Some records:
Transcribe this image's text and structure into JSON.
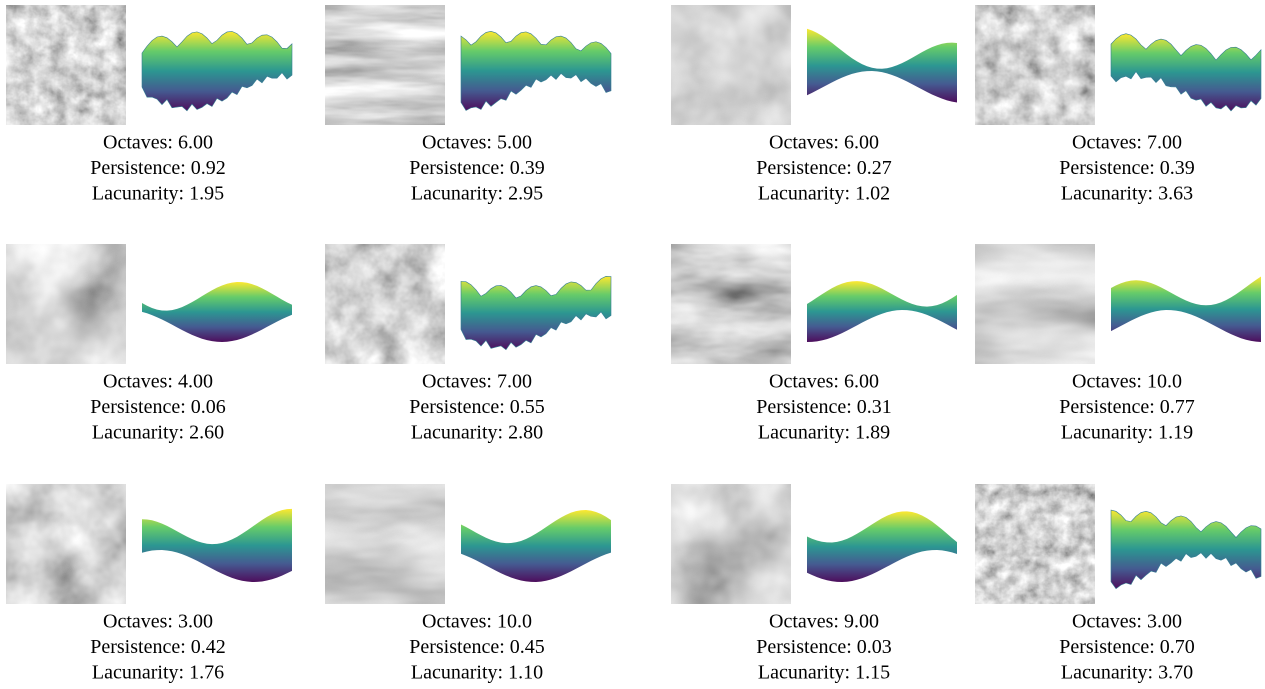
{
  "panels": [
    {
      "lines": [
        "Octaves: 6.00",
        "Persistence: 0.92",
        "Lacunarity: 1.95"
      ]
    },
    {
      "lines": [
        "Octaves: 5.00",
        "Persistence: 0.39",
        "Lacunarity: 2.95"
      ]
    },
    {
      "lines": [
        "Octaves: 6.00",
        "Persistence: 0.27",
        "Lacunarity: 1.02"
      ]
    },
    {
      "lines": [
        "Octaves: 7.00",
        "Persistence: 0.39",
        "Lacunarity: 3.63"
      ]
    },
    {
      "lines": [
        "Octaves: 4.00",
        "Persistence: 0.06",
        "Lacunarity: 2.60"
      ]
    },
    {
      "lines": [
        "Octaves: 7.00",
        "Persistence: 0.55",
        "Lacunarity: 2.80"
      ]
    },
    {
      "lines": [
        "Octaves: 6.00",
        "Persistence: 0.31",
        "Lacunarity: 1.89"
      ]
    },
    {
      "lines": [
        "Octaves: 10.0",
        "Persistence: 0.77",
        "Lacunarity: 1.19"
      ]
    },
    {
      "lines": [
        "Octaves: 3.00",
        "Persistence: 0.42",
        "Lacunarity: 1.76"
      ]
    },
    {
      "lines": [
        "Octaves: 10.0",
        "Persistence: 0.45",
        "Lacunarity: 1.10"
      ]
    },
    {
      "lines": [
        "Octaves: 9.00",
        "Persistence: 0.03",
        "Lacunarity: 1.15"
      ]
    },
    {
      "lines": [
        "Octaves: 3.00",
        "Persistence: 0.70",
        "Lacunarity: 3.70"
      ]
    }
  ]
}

» **Written request**
With the pictures left out, transcribe the material exactly.

» **Solution for this exercise**
Transcribe this image's text and structure into JSON.
{
  "panels": [
    {
      "lines": [
        "Octaves: 6.00",
        "Persistence: 0.92",
        "Lacunarity: 1.95"
      ]
    },
    {
      "lines": [
        "Octaves: 5.00",
        "Persistence: 0.39",
        "Lacunarity: 2.95"
      ]
    },
    {
      "lines": [
        "Octaves: 6.00",
        "Persistence: 0.27",
        "Lacunarity: 1.02"
      ]
    },
    {
      "lines": [
        "Octaves: 7.00",
        "Persistence: 0.39",
        "Lacunarity: 3.63"
      ]
    },
    {
      "lines": [
        "Octaves: 4.00",
        "Persistence: 0.06",
        "Lacunarity: 2.60"
      ]
    },
    {
      "lines": [
        "Octaves: 7.00",
        "Persistence: 0.55",
        "Lacunarity: 2.80"
      ]
    },
    {
      "lines": [
        "Octaves: 6.00",
        "Persistence: 0.31",
        "Lacunarity: 1.89"
      ]
    },
    {
      "lines": [
        "Octaves: 10.0",
        "Persistence: 0.77",
        "Lacunarity: 1.19"
      ]
    },
    {
      "lines": [
        "Octaves: 3.00",
        "Persistence: 0.42",
        "Lacunarity: 1.76"
      ]
    },
    {
      "lines": [
        "Octaves: 10.0",
        "Persistence: 0.45",
        "Lacunarity: 1.10"
      ]
    },
    {
      "lines": [
        "Octaves: 9.00",
        "Persistence: 0.03",
        "Lacunarity: 1.15"
      ]
    },
    {
      "lines": [
        "Octaves: 3.00",
        "Persistence: 0.70",
        "Lacunarity: 3.70"
      ]
    }
  ]
}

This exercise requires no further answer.